___ Excerpted records
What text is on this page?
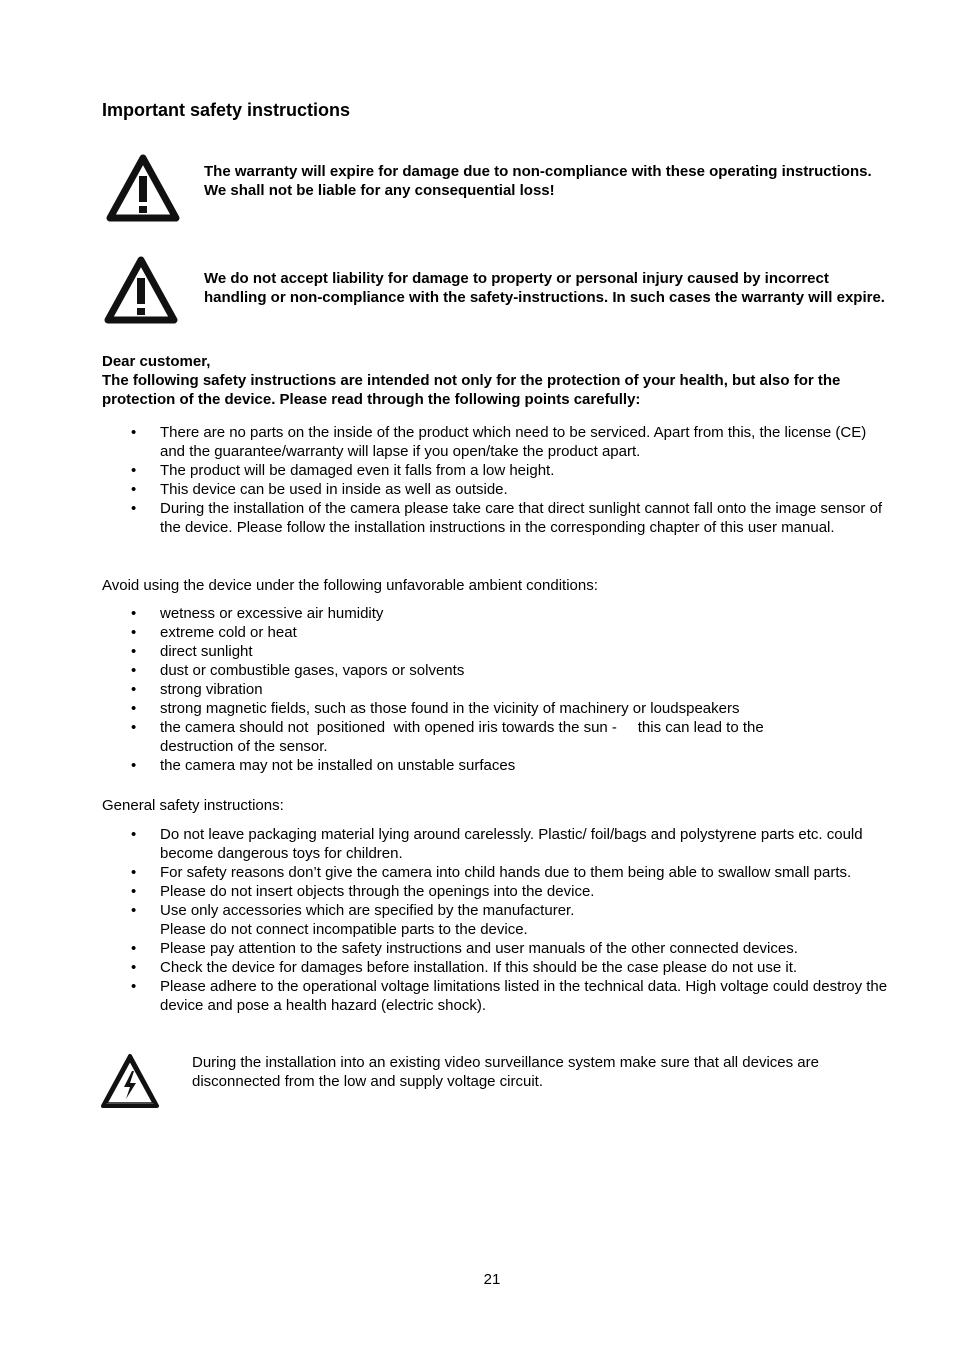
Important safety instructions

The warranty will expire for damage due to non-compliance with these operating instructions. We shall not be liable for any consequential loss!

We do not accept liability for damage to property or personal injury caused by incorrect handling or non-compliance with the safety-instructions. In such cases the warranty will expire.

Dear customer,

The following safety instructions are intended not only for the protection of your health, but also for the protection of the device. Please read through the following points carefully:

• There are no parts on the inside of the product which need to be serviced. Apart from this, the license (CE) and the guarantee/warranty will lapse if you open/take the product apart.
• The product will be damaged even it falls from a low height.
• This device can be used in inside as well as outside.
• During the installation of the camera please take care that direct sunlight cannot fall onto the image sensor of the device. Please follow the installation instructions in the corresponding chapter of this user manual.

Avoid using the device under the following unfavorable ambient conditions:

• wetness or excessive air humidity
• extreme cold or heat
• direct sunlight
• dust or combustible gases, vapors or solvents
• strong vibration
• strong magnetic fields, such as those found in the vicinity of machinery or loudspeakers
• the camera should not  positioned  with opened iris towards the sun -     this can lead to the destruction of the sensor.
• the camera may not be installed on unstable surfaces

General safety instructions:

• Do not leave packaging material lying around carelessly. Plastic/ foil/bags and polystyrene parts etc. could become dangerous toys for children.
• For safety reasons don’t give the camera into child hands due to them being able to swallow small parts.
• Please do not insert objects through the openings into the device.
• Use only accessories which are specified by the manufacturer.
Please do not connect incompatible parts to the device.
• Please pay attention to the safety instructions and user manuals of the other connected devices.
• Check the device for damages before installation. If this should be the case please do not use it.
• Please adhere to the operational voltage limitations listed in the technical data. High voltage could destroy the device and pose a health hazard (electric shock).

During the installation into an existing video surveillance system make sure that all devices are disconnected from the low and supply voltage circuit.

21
______
> [Exercise directions] Ignore the images and quote every line of the listing exactly.

> [Output of the exercise]
What text is on this page?
Important safety instructions

The warranty will expire for damage due to non-compliance with these operating instructions. We shall not be liable for any consequential loss!

We do not accept liability for damage to property or personal injury caused by incorrect handling or non-compliance with the safety-instructions. In such cases the warranty will expire.

Dear customer,

The following safety instructions are intended not only for the protection of your health, but also for the protection of the device. Please read through the following points carefully:

• There are no parts on the inside of the product which need to be serviced. Apart from this, the license (CE) and the guarantee/warranty will lapse if you open/take the product apart.
• The product will be damaged even it falls from a low height.
• This device can be used in inside as well as outside.
• During the installation of the camera please take care that direct sunlight cannot fall onto the image sensor of the device. Please follow the installation instructions in the corresponding chapter of this user manual.

Avoid using the device under the following unfavorable ambient conditions:

• wetness or excessive air humidity
• extreme cold or heat
• direct sunlight
• dust or combustible gases, vapors or solvents
• strong vibration
• strong magnetic fields, such as those found in the vicinity of machinery or loudspeakers
• the camera should not  positioned  with opened iris towards the sun -     this can lead to the destruction of the sensor.
• the camera may not be installed on unstable surfaces

General safety instructions:

• Do not leave packaging material lying around carelessly. Plastic/ foil/bags and polystyrene parts etc. could become dangerous toys for children.
• For safety reasons don’t give the camera into child hands due to them being able to swallow small parts.
• Please do not insert objects through the openings into the device.
• Use only accessories which are specified by the manufacturer.
Please do not connect incompatible parts to the device.
• Please pay attention to the safety instructions and user manuals of the other connected devices.
• Check the device for damages before installation. If this should be the case please do not use it.
• Please adhere to the operational voltage limitations listed in the technical data. High voltage could destroy the device and pose a health hazard (electric shock).

During the installation into an existing video surveillance system make sure that all devices are disconnected from the low and supply voltage circuit.

21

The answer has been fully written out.